■ REQUIREMENTS ■
Determine the count of lines holding "this" and give that count alone.

** Begin SOURCE MATERIAL **

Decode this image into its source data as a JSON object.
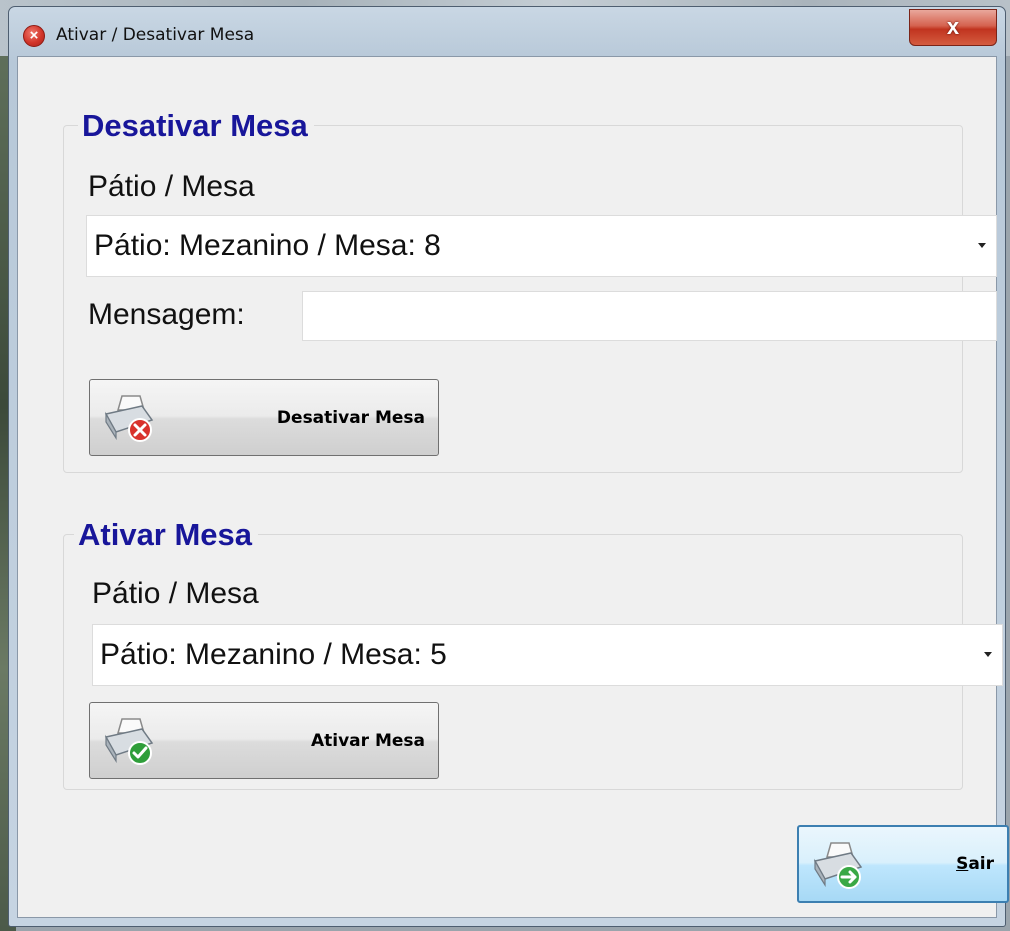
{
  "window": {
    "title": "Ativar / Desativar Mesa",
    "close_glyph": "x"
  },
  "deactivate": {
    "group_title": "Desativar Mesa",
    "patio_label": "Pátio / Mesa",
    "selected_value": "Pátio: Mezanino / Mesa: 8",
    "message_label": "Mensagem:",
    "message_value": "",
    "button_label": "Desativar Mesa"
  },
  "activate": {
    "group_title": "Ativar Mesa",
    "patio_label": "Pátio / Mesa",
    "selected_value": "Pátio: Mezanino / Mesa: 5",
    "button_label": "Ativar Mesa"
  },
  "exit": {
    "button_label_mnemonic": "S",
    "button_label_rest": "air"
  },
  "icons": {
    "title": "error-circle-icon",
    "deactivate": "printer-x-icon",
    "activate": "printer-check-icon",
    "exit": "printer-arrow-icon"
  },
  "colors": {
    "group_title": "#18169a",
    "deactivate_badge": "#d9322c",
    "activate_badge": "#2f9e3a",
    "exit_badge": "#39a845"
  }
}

** End SOURCE MATERIAL **
** Begin SOURCE MATERIAL **

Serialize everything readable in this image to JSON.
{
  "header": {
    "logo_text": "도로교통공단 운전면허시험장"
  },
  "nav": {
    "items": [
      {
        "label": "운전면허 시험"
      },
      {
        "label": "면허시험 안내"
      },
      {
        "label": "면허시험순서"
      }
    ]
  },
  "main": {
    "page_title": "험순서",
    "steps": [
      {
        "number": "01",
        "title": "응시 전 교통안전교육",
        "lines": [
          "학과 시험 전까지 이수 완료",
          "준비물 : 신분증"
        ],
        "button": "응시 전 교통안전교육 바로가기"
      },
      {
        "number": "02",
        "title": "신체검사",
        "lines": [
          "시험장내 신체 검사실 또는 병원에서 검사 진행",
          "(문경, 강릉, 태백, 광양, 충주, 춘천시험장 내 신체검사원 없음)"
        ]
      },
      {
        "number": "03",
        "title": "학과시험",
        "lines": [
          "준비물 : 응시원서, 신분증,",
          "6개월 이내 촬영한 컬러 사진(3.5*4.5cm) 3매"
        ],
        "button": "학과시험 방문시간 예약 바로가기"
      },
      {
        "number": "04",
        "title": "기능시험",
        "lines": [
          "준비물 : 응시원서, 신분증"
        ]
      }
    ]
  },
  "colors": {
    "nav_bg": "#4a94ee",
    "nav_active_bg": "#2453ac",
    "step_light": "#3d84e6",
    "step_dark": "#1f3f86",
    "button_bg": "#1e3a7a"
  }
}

** End SOURCE MATERIAL **

■ WORKED ANSWER ■
2